→ EXERCISE:
Take the material and output all of it exactly.

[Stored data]
↓

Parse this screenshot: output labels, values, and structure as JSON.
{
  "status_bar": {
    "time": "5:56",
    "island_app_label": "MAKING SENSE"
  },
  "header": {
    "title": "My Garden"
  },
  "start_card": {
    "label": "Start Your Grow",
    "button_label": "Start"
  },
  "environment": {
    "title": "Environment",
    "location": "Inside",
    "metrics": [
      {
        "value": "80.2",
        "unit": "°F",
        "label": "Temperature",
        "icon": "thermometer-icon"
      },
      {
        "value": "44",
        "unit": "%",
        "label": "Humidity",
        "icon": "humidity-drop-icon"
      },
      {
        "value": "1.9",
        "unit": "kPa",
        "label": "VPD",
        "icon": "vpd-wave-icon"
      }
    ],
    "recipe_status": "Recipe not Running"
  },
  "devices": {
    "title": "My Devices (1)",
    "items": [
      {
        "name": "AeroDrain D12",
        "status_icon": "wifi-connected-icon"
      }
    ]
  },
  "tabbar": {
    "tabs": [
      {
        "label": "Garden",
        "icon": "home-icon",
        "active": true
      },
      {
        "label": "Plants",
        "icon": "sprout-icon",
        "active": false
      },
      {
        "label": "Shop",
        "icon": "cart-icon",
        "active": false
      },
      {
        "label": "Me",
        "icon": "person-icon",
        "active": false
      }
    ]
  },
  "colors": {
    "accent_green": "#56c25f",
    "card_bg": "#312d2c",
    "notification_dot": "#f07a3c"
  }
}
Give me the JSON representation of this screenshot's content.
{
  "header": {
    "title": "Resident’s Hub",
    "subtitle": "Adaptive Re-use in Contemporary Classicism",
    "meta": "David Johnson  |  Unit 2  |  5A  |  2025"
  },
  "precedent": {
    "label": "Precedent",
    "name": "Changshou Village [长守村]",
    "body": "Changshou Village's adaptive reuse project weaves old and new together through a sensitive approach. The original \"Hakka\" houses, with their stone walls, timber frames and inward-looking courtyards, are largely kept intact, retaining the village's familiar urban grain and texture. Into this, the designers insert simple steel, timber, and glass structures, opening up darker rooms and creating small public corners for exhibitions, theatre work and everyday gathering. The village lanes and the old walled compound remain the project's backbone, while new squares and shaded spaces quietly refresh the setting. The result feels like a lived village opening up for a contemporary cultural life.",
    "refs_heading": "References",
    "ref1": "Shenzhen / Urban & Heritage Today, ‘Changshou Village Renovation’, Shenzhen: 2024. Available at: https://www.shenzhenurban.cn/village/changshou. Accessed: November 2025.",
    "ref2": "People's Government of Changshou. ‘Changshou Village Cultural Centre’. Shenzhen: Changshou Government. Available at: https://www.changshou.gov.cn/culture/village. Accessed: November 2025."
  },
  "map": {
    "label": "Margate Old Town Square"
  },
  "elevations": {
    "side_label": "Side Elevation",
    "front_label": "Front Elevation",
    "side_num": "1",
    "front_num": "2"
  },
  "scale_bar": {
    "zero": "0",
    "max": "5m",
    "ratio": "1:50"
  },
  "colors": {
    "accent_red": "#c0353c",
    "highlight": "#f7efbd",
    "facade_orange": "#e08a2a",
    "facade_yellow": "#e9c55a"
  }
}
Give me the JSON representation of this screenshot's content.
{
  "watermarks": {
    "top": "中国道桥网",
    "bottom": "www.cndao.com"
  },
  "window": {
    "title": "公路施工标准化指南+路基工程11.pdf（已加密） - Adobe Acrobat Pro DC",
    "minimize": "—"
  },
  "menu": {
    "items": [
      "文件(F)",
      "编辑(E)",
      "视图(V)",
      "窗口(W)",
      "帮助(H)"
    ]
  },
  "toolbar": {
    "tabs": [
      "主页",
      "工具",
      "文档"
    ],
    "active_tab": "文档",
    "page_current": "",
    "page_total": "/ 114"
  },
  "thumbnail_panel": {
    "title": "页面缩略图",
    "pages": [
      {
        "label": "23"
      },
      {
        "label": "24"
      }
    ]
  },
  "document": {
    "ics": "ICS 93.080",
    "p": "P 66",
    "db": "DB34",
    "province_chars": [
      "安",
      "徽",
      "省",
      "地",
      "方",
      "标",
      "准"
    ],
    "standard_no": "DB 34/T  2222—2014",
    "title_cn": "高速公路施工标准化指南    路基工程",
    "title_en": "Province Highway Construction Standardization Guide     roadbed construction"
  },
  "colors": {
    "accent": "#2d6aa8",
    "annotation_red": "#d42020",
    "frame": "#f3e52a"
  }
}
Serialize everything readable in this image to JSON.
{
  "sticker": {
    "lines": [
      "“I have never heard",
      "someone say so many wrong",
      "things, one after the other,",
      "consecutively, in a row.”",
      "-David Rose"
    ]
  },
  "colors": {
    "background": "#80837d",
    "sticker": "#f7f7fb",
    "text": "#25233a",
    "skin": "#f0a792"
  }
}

↑

→ THE RESULT:
Parse this screenshot: output labels, values, and structure as JSON.
{
  "status_bar": {
    "time": "5:56",
    "island_app_label": "MAKING SENSE"
  },
  "header": {
    "title": "My Garden"
  },
  "start_card": {
    "label": "Start Your Grow",
    "button_label": "Start"
  },
  "environment": {
    "title": "Environment",
    "location": "Inside",
    "metrics": [
      {
        "value": "80.2",
        "unit": "°F",
        "label": "Temperature",
        "icon": "thermometer-icon"
      },
      {
        "value": "44",
        "unit": "%",
        "label": "Humidity",
        "icon": "humidity-drop-icon"
      },
      {
        "value": "1.9",
        "unit": "kPa",
        "label": "VPD",
        "icon": "vpd-wave-icon"
      }
    ],
    "recipe_status": "Recipe not Running"
  },
  "devices": {
    "title": "My Devices (1)",
    "items": [
      {
        "name": "AeroDrain D12",
        "status_icon": "wifi-connected-icon"
      }
    ]
  },
  "tabbar": {
    "tabs": [
      {
        "label": "Garden",
        "icon": "home-icon",
        "active": true
      },
      {
        "label": "Plants",
        "icon": "sprout-icon",
        "active": false
      },
      {
        "label": "Shop",
        "icon": "cart-icon",
        "active": false
      },
      {
        "label": "Me",
        "icon": "person-icon",
        "active": false
      }
    ]
  },
  "colors": {
    "accent_green": "#56c25f",
    "card_bg": "#312d2c",
    "notification_dot": "#f07a3c"
  }
}
Give me the JSON representation of this screenshot's content.
{
  "header": {
    "title": "Resident’s Hub",
    "subtitle": "Adaptive Re-use in Contemporary Classicism",
    "meta": "David Johnson  |  Unit 2  |  5A  |  2025"
  },
  "precedent": {
    "label": "Precedent",
    "name": "Changshou Village [长守村]",
    "body": "Changshou Village's adaptive reuse project weaves old and new together through a sensitive approach. The original \"Hakka\" houses, with their stone walls, timber frames and inward-looking courtyards, are largely kept intact, retaining the village's familiar urban grain and texture. Into this, the designers insert simple steel, timber, and glass structures, opening up darker rooms and creating small public corners for exhibitions, theatre work and everyday gathering. The village lanes and the old walled compound remain the project's backbone, while new squares and shaded spaces quietly refresh the setting. The result feels like a lived village opening up for a contemporary cultural life.",
    "refs_heading": "References",
    "ref1": "Shenzhen / Urban & Heritage Today, ‘Changshou Village Renovation’, Shenzhen: 2024. Available at: https://www.shenzhenurban.cn/village/changshou. Accessed: November 2025.",
    "ref2": "People's Government of Changshou. ‘Changshou Village Cultural Centre’. Shenzhen: Changshou Government. Available at: https://www.changshou.gov.cn/culture/village. Accessed: November 2025."
  },
  "map": {
    "label": "Margate Old Town Square"
  },
  "elevations": {
    "side_label": "Side Elevation",
    "front_label": "Front Elevation",
    "side_num": "1",
    "front_num": "2"
  },
  "scale_bar": {
    "zero": "0",
    "max": "5m",
    "ratio": "1:50"
  },
  "colors": {
    "accent_red": "#c0353c",
    "highlight": "#f7efbd",
    "facade_orange": "#e08a2a",
    "facade_yellow": "#e9c55a"
  }
}
Give me the JSON representation of this screenshot's content.
{
  "watermarks": {
    "top": "中国道桥网",
    "bottom": "www.cndao.com"
  },
  "window": {
    "title": "公路施工标准化指南+路基工程11.pdf（已加密） - Adobe Acrobat Pro DC",
    "minimize": "—"
  },
  "menu": {
    "items": [
      "文件(F)",
      "编辑(E)",
      "视图(V)",
      "窗口(W)",
      "帮助(H)"
    ]
  },
  "toolbar": {
    "tabs": [
      "主页",
      "工具",
      "文档"
    ],
    "active_tab": "文档",
    "page_current": "",
    "page_total": "/ 114"
  },
  "thumbnail_panel": {
    "title": "页面缩略图",
    "pages": [
      {
        "label": "23"
      },
      {
        "label": "24"
      }
    ]
  },
  "document": {
    "ics": "ICS 93.080",
    "p": "P 66",
    "db": "DB34",
    "province_chars": [
      "安",
      "徽",
      "省",
      "地",
      "方",
      "标",
      "准"
    ],
    "standard_no": "DB 34/T  2222—2014",
    "title_cn": "高速公路施工标准化指南    路基工程",
    "title_en": "Province Highway Construction Standardization Guide     roadbed construction"
  },
  "colors": {
    "accent": "#2d6aa8",
    "annotation_red": "#d42020",
    "frame": "#f3e52a"
  }
}
Serialize everything readable in this image to JSON.
{
  "sticker": {
    "lines": [
      "“I have never heard",
      "someone say so many wrong",
      "things, one after the other,",
      "consecutively, in a row.”",
      "-David Rose"
    ]
  },
  "colors": {
    "background": "#80837d",
    "sticker": "#f7f7fb",
    "text": "#25233a",
    "skin": "#f0a792"
  }
}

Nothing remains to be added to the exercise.